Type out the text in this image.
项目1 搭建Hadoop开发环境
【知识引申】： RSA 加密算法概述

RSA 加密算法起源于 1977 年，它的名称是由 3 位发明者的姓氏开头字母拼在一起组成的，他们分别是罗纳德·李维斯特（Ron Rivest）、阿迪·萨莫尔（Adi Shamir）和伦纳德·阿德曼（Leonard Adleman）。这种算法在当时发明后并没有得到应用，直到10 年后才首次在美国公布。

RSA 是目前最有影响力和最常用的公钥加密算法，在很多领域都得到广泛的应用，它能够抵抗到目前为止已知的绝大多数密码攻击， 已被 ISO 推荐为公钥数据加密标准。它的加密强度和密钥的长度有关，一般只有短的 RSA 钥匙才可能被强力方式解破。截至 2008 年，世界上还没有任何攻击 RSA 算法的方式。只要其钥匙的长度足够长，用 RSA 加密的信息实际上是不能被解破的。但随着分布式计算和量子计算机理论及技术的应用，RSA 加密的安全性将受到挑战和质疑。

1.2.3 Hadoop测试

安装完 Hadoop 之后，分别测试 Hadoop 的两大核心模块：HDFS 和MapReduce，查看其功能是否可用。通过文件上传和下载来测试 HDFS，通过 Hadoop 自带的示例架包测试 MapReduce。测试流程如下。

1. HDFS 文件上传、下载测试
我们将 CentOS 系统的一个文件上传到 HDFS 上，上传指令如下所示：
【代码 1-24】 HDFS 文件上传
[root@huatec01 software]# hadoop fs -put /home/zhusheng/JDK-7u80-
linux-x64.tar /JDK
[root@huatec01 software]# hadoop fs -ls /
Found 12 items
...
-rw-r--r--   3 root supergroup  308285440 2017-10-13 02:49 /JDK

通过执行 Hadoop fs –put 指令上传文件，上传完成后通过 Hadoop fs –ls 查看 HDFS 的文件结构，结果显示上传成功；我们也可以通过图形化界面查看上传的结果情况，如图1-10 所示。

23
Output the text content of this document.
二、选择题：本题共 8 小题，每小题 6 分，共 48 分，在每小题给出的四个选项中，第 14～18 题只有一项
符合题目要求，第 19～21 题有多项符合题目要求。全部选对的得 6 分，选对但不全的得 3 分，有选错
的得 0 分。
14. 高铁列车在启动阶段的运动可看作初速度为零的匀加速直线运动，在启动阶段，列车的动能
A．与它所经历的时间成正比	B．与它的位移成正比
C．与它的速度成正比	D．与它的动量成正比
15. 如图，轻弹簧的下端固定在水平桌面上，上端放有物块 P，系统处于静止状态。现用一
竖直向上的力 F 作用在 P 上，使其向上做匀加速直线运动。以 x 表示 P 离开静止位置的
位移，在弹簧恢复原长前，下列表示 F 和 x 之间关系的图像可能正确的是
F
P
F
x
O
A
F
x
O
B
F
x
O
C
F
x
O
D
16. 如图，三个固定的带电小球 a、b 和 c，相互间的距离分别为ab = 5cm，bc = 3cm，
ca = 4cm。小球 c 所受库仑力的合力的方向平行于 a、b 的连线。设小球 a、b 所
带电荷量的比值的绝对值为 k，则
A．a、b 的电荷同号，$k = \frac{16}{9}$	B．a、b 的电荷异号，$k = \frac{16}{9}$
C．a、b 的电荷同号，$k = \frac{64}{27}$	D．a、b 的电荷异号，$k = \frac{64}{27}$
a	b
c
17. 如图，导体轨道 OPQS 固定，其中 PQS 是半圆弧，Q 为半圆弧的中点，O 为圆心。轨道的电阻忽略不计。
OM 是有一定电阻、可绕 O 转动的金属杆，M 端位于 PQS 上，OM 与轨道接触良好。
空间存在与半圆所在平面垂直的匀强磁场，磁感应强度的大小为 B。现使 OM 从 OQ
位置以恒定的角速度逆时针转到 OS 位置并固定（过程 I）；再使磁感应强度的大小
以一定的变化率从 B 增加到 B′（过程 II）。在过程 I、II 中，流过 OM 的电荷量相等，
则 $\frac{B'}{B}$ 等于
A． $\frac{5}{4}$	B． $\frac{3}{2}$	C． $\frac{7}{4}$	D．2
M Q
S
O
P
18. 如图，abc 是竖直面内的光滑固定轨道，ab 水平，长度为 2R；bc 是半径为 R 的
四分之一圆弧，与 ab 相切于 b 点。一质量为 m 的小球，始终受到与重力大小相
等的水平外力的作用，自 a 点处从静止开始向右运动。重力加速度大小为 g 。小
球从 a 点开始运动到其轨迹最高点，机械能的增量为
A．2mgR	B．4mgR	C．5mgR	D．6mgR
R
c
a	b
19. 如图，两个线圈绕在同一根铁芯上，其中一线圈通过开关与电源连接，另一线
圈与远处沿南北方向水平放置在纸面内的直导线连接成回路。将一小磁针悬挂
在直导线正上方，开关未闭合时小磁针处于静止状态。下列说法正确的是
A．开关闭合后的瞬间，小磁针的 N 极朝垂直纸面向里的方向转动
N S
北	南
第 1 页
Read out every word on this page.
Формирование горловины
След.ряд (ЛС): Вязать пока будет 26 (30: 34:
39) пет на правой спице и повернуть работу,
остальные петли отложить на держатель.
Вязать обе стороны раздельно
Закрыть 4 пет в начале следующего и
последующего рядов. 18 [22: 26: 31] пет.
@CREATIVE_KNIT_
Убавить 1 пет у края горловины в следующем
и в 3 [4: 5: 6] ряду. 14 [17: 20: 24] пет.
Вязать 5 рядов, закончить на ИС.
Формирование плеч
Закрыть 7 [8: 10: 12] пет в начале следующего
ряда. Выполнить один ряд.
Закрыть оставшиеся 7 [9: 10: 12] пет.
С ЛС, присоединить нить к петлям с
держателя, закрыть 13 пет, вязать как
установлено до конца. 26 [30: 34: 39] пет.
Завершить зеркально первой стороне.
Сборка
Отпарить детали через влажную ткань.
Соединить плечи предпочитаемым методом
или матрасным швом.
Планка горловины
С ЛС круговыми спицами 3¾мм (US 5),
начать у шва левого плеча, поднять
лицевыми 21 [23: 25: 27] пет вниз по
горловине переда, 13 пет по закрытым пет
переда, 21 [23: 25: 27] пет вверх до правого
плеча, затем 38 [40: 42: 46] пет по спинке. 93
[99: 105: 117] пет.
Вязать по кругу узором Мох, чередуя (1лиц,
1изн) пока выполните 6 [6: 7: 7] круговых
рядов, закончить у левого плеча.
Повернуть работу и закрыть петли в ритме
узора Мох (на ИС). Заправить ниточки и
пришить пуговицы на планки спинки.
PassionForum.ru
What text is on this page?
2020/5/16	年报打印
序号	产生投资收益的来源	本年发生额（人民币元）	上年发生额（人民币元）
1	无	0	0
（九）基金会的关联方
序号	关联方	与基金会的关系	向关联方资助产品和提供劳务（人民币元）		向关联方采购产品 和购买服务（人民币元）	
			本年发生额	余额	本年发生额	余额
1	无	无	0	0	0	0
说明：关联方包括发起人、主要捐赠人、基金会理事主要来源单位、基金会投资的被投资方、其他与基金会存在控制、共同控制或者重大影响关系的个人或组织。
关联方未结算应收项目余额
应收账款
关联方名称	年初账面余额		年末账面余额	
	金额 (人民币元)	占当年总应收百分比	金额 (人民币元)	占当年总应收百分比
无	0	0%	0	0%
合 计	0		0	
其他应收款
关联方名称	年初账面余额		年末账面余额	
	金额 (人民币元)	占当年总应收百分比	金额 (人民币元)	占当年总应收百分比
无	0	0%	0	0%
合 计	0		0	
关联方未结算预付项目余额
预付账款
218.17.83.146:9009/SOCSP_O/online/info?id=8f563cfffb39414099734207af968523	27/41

================================

__WHAT YOU SHOULD DO__
Write the listing out again, exactly as shown above.

__ANSWER TO THIS TASK__
Type out the text in this image.
项目1 搭建Hadoop开发环境
【知识引申】： RSA 加密算法概述

RSA 加密算法起源于 1977 年，它的名称是由 3 位发明者的姓氏开头字母拼在一起组成的，他们分别是罗纳德·李维斯特（Ron Rivest）、阿迪·萨莫尔（Adi Shamir）和伦纳德·阿德曼（Leonard Adleman）。这种算法在当时发明后并没有得到应用，直到10 年后才首次在美国公布。

RSA 是目前最有影响力和最常用的公钥加密算法，在很多领域都得到广泛的应用，它能够抵抗到目前为止已知的绝大多数密码攻击， 已被 ISO 推荐为公钥数据加密标准。它的加密强度和密钥的长度有关，一般只有短的 RSA 钥匙才可能被强力方式解破。截至 2008 年，世界上还没有任何攻击 RSA 算法的方式。只要其钥匙的长度足够长，用 RSA 加密的信息实际上是不能被解破的。但随着分布式计算和量子计算机理论及技术的应用，RSA 加密的安全性将受到挑战和质疑。

1.2.3 Hadoop测试

安装完 Hadoop 之后，分别测试 Hadoop 的两大核心模块：HDFS 和MapReduce，查看其功能是否可用。通过文件上传和下载来测试 HDFS，通过 Hadoop 自带的示例架包测试 MapReduce。测试流程如下。

1. HDFS 文件上传、下载测试
我们将 CentOS 系统的一个文件上传到 HDFS 上，上传指令如下所示：
【代码 1-24】 HDFS 文件上传
[root@huatec01 software]# hadoop fs -put /home/zhusheng/JDK-7u80-
linux-x64.tar /JDK
[root@huatec01 software]# hadoop fs -ls /
Found 12 items
...
-rw-r--r--   3 root supergroup  308285440 2017-10-13 02:49 /JDK

通过执行 Hadoop fs –put 指令上传文件，上传完成后通过 Hadoop fs –ls 查看 HDFS 的文件结构，结果显示上传成功；我们也可以通过图形化界面查看上传的结果情况，如图1-10 所示。

23
Output the text content of this document.
二、选择题：本题共 8 小题，每小题 6 分，共 48 分，在每小题给出的四个选项中，第 14～18 题只有一项
符合题目要求，第 19～21 题有多项符合题目要求。全部选对的得 6 分，选对但不全的得 3 分，有选错
的得 0 分。
14. 高铁列车在启动阶段的运动可看作初速度为零的匀加速直线运动，在启动阶段，列车的动能
A．与它所经历的时间成正比	B．与它的位移成正比
C．与它的速度成正比	D．与它的动量成正比
15. 如图，轻弹簧的下端固定在水平桌面上，上端放有物块 P，系统处于静止状态。现用一
竖直向上的力 F 作用在 P 上，使其向上做匀加速直线运动。以 x 表示 P 离开静止位置的
位移，在弹簧恢复原长前，下列表示 F 和 x 之间关系的图像可能正确的是
F
P
F
x
O
A
F
x
O
B
F
x
O
C
F
x
O
D
16. 如图，三个固定的带电小球 a、b 和 c，相互间的距离分别为ab = 5cm，bc = 3cm，
ca = 4cm。小球 c 所受库仑力的合力的方向平行于 a、b 的连线。设小球 a、b 所
带电荷量的比值的绝对值为 k，则
A．a、b 的电荷同号，$k = \frac{16}{9}$	B．a、b 的电荷异号，$k = \frac{16}{9}$
C．a、b 的电荷同号，$k = \frac{64}{27}$	D．a、b 的电荷异号，$k = \frac{64}{27}$
a	b
c
17. 如图，导体轨道 OPQS 固定，其中 PQS 是半圆弧，Q 为半圆弧的中点，O 为圆心。轨道的电阻忽略不计。
OM 是有一定电阻、可绕 O 转动的金属杆，M 端位于 PQS 上，OM 与轨道接触良好。
空间存在与半圆所在平面垂直的匀强磁场，磁感应强度的大小为 B。现使 OM 从 OQ
位置以恒定的角速度逆时针转到 OS 位置并固定（过程 I）；再使磁感应强度的大小
以一定的变化率从 B 增加到 B′（过程 II）。在过程 I、II 中，流过 OM 的电荷量相等，
则 $\frac{B'}{B}$ 等于
A． $\frac{5}{4}$	B． $\frac{3}{2}$	C． $\frac{7}{4}$	D．2
M Q
S
O
P
18. 如图，abc 是竖直面内的光滑固定轨道，ab 水平，长度为 2R；bc 是半径为 R 的
四分之一圆弧，与 ab 相切于 b 点。一质量为 m 的小球，始终受到与重力大小相
等的水平外力的作用，自 a 点处从静止开始向右运动。重力加速度大小为 g 。小
球从 a 点开始运动到其轨迹最高点，机械能的增量为
A．2mgR	B．4mgR	C．5mgR	D．6mgR
R
c
a	b
19. 如图，两个线圈绕在同一根铁芯上，其中一线圈通过开关与电源连接，另一线
圈与远处沿南北方向水平放置在纸面内的直导线连接成回路。将一小磁针悬挂
在直导线正上方，开关未闭合时小磁针处于静止状态。下列说法正确的是
A．开关闭合后的瞬间，小磁针的 N 极朝垂直纸面向里的方向转动
N S
北	南
第 1 页
Read out every word on this page.
Формирование горловины
След.ряд (ЛС): Вязать пока будет 26 (30: 34:
39) пет на правой спице и повернуть работу,
остальные петли отложить на держатель.
Вязать обе стороны раздельно
Закрыть 4 пет в начале следующего и
последующего рядов. 18 [22: 26: 31] пет.
@CREATIVE_KNIT_
Убавить 1 пет у края горловины в следующем
и в 3 [4: 5: 6] ряду. 14 [17: 20: 24] пет.
Вязать 5 рядов, закончить на ИС.
Формирование плеч
Закрыть 7 [8: 10: 12] пет в начале следующего
ряда. Выполнить один ряд.
Закрыть оставшиеся 7 [9: 10: 12] пет.
С ЛС, присоединить нить к петлям с
держателя, закрыть 13 пет, вязать как
установлено до конца. 26 [30: 34: 39] пет.
Завершить зеркально первой стороне.
Сборка
Отпарить детали через влажную ткань.
Соединить плечи предпочитаемым методом
или матрасным швом.
Планка горловины
С ЛС круговыми спицами 3¾мм (US 5),
начать у шва левого плеча, поднять
лицевыми 21 [23: 25: 27] пет вниз по
горловине переда, 13 пет по закрытым пет
переда, 21 [23: 25: 27] пет вверх до правого
плеча, затем 38 [40: 42: 46] пет по спинке. 93
[99: 105: 117] пет.
Вязать по кругу узором Мох, чередуя (1лиц,
1изн) пока выполните 6 [6: 7: 7] круговых
рядов, закончить у левого плеча.
Повернуть работу и закрыть петли в ритме
узора Мох (на ИС). Заправить ниточки и
пришить пуговицы на планки спинки.
PassionForum.ru
What text is on this page?
2020/5/16	年报打印
序号	产生投资收益的来源	本年发生额（人民币元）	上年发生额（人民币元）
1	无	0	0
（九）基金会的关联方
序号	关联方	与基金会的关系	向关联方资助产品和提供劳务（人民币元）		向关联方采购产品 和购买服务（人民币元）	
			本年发生额	余额	本年发生额	余额
1	无	无	0	0	0	0
说明：关联方包括发起人、主要捐赠人、基金会理事主要来源单位、基金会投资的被投资方、其他与基金会存在控制、共同控制或者重大影响关系的个人或组织。
关联方未结算应收项目余额
应收账款
关联方名称	年初账面余额		年末账面余额	
	金额 (人民币元)	占当年总应收百分比	金额 (人民币元)	占当年总应收百分比
无	0	0%	0	0%
合 计	0		0	
其他应收款
关联方名称	年初账面余额		年末账面余额	
	金额 (人民币元)	占当年总应收百分比	金额 (人民币元)	占当年总应收百分比
无	0	0%	0	0%
合 计	0		0	
关联方未结算预付项目余额
预付账款
218.17.83.146:9009/SOCSP_O/online/info?id=8f563cfffb39414099734207af968523	27/41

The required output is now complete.